▶ _Excerpted records_
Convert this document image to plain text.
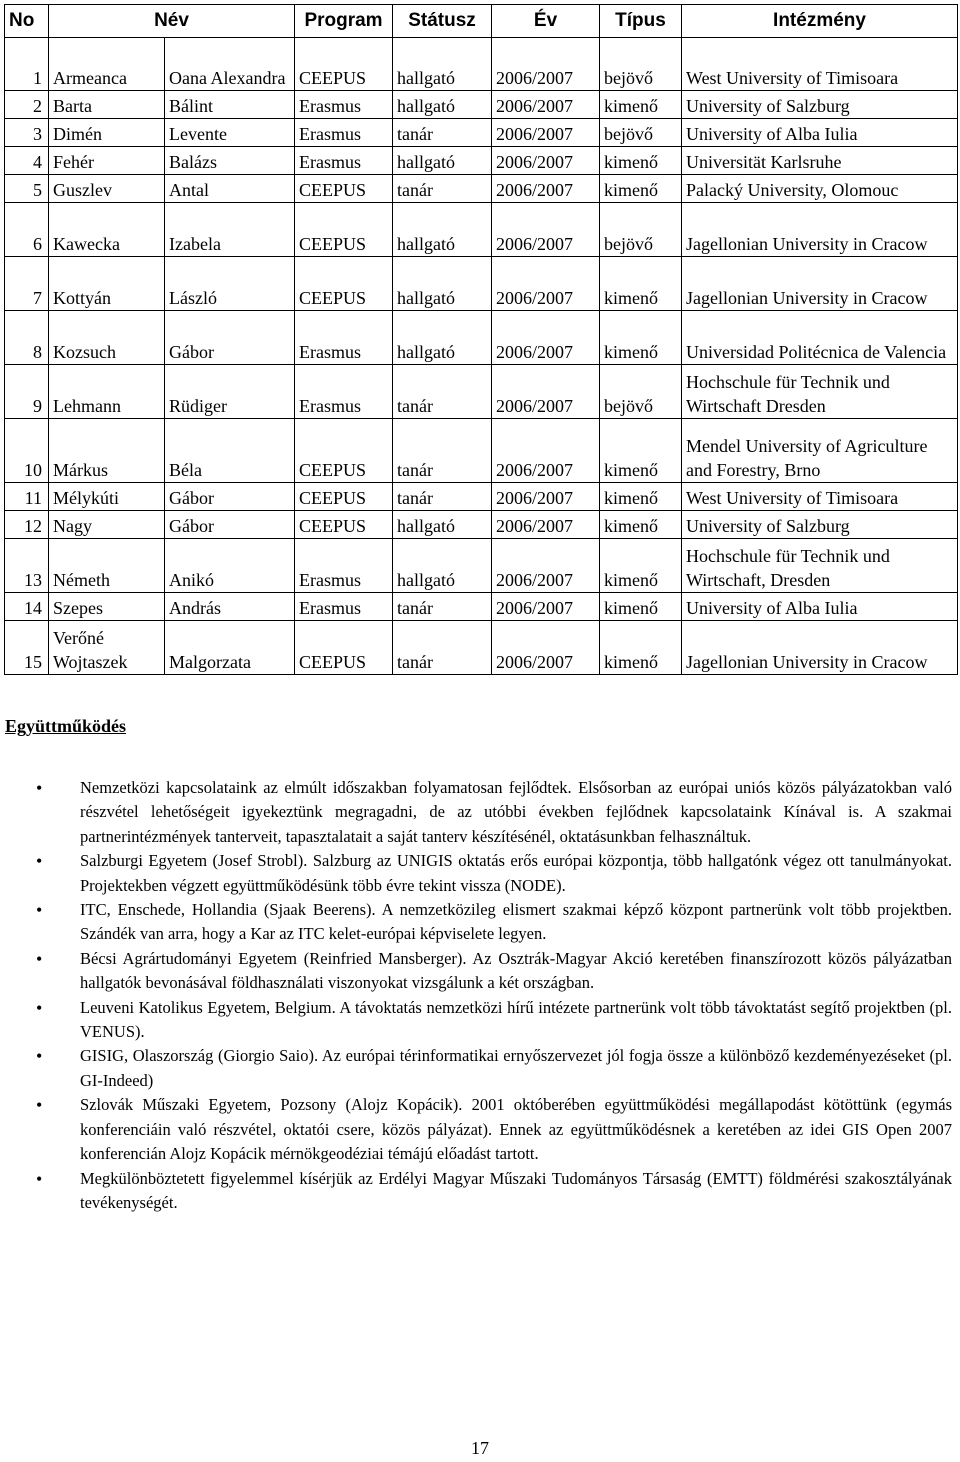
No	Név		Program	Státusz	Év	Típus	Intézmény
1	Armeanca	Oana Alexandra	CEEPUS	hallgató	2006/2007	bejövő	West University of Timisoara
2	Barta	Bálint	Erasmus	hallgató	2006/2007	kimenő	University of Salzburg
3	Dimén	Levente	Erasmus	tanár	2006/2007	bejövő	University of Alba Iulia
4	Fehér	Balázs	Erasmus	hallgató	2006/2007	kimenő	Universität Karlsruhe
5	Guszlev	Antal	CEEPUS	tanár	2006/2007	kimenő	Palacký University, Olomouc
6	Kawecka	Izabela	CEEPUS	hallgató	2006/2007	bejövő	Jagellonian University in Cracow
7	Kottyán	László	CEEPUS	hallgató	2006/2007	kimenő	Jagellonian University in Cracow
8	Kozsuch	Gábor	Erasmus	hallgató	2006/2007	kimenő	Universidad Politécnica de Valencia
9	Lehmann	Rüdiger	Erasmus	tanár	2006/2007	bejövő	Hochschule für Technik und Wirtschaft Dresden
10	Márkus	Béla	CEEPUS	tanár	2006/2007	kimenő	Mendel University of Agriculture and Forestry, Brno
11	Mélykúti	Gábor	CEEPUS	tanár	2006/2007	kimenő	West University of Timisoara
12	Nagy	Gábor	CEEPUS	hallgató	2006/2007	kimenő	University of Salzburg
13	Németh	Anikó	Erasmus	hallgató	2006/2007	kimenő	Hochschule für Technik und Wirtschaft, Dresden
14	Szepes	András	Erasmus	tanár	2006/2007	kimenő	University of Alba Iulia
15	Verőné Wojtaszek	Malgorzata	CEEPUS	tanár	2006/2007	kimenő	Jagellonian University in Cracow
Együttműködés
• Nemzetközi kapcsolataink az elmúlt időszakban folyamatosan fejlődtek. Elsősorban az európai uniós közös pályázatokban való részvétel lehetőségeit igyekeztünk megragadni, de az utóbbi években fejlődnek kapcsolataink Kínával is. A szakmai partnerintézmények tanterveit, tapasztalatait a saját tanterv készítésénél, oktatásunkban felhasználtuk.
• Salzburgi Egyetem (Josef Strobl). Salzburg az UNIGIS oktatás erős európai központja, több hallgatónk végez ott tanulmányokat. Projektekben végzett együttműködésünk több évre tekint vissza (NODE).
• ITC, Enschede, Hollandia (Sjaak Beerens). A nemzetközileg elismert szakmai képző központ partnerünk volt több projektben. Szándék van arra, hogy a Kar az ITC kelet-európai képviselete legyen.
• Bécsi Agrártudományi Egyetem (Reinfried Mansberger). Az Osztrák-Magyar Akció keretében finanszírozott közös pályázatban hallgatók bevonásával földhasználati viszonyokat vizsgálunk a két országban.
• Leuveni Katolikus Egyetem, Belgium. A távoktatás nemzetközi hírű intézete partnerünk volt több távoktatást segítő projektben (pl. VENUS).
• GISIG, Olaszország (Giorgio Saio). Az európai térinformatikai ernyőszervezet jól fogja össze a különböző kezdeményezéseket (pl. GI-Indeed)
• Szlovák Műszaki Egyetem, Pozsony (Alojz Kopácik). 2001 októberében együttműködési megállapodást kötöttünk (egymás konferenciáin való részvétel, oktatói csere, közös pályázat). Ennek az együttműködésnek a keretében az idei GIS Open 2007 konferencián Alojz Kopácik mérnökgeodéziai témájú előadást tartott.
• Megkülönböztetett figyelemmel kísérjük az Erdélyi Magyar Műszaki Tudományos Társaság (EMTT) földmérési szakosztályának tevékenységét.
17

▶ _Short task_
The records shown above are to be repeated exactly, with the pictures left out.

▶ _Task answer_
Convert this document image to plain text.
No	Név		Program	Státusz	Év	Típus	Intézmény
1	Armeanca	Oana Alexandra	CEEPUS	hallgató	2006/2007	bejövő	West University of Timisoara
2	Barta	Bálint	Erasmus	hallgató	2006/2007	kimenő	University of Salzburg
3	Dimén	Levente	Erasmus	tanár	2006/2007	bejövő	University of Alba Iulia
4	Fehér	Balázs	Erasmus	hallgató	2006/2007	kimenő	Universität Karlsruhe
5	Guszlev	Antal	CEEPUS	tanár	2006/2007	kimenő	Palacký University, Olomouc
6	Kawecka	Izabela	CEEPUS	hallgató	2006/2007	bejövő	Jagellonian University in Cracow
7	Kottyán	László	CEEPUS	hallgató	2006/2007	kimenő	Jagellonian University in Cracow
8	Kozsuch	Gábor	Erasmus	hallgató	2006/2007	kimenő	Universidad Politécnica de Valencia
9	Lehmann	Rüdiger	Erasmus	tanár	2006/2007	bejövő	Hochschule für Technik und Wirtschaft Dresden
10	Márkus	Béla	CEEPUS	tanár	2006/2007	kimenő	Mendel University of Agriculture and Forestry, Brno
11	Mélykúti	Gábor	CEEPUS	tanár	2006/2007	kimenő	West University of Timisoara
12	Nagy	Gábor	CEEPUS	hallgató	2006/2007	kimenő	University of Salzburg
13	Németh	Anikó	Erasmus	hallgató	2006/2007	kimenő	Hochschule für Technik und Wirtschaft, Dresden
14	Szepes	András	Erasmus	tanár	2006/2007	kimenő	University of Alba Iulia
15	Verőné Wojtaszek	Malgorzata	CEEPUS	tanár	2006/2007	kimenő	Jagellonian University in Cracow
Együttműködés
• Nemzetközi kapcsolataink az elmúlt időszakban folyamatosan fejlődtek. Elsősorban az európai uniós közös pályázatokban való részvétel lehetőségeit igyekeztünk megragadni, de az utóbbi években fejlődnek kapcsolataink Kínával is. A szakmai partnerintézmények tanterveit, tapasztalatait a saját tanterv készítésénél, oktatásunkban felhasználtuk.
• Salzburgi Egyetem (Josef Strobl). Salzburg az UNIGIS oktatás erős európai központja, több hallgatónk végez ott tanulmányokat. Projektekben végzett együttműködésünk több évre tekint vissza (NODE).
• ITC, Enschede, Hollandia (Sjaak Beerens). A nemzetközileg elismert szakmai képző központ partnerünk volt több projektben. Szándék van arra, hogy a Kar az ITC kelet-európai képviselete legyen.
• Bécsi Agrártudományi Egyetem (Reinfried Mansberger). Az Osztrák-Magyar Akció keretében finanszírozott közös pályázatban hallgatók bevonásával földhasználati viszonyokat vizsgálunk a két országban.
• Leuveni Katolikus Egyetem, Belgium. A távoktatás nemzetközi hírű intézete partnerünk volt több távoktatást segítő projektben (pl. VENUS).
• GISIG, Olaszország (Giorgio Saio). Az európai térinformatikai ernyőszervezet jól fogja össze a különböző kezdeményezéseket (pl. GI-Indeed)
• Szlovák Műszaki Egyetem, Pozsony (Alojz Kopácik). 2001 októberében együttműködési megállapodást kötöttünk (egymás konferenciáin való részvétel, oktatói csere, közös pályázat). Ennek az együttműködésnek a keretében az idei GIS Open 2007 konferencián Alojz Kopácik mérnökgeodéziai témájú előadást tartott.
• Megkülönböztetett figyelemmel kísérjük az Erdélyi Magyar Műszaki Tudományos Társaság (EMTT) földmérési szakosztályának tevékenységét.
17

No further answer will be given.